======== Dataset extract
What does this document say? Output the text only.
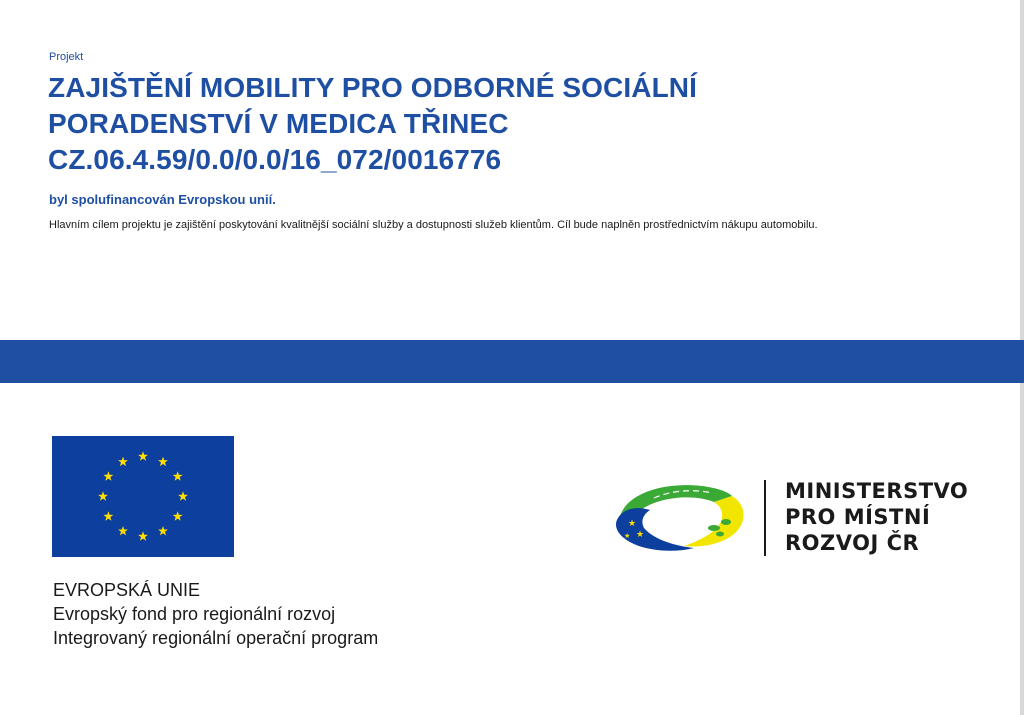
Projekt
ZAJIŠTĚNÍ MOBILITY PRO ODBORNÉ SOCIÁLNÍ
PORADENSTVÍ V MEDICA TŘINEC
CZ.06.4.59/0.0/0.0/16_072/0016776
byl spolufinancován Evropskou unií.
Hlavním cílem projektu je zajištění poskytování kvalitnější sociální služby a dostupnosti služeb klientům. Cíl bude naplněn prostřednictvím nákupu automobilu.
EVROPSKÁ UNIE
Evropský fond pro regionální rozvoj
Integrovaný regionální operační program
★
★
★
MINISTERSTVO
PRO MÍSTNÍ
ROZVOJ ČR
================
Leaving aside the images, write out the entries above word for word.

Result for this task:
What does this document say? Output the text only.
Projekt
ZAJIŠTĚNÍ MOBILITY PRO ODBORNÉ SOCIÁLNÍ
PORADENSTVÍ V MEDICA TŘINEC
CZ.06.4.59/0.0/0.0/16_072/0016776
byl spolufinancován Evropskou unií.
Hlavním cílem projektu je zajištění poskytování kvalitnější sociální služby a dostupnosti služeb klientům. Cíl bude naplněn prostřednictvím nákupu automobilu.
EVROPSKÁ UNIE
Evropský fond pro regionální rozvoj
Integrovaný regionální operační program
★
★
★
MINISTERSTVO
PRO MÍSTNÍ
ROZVOJ ČR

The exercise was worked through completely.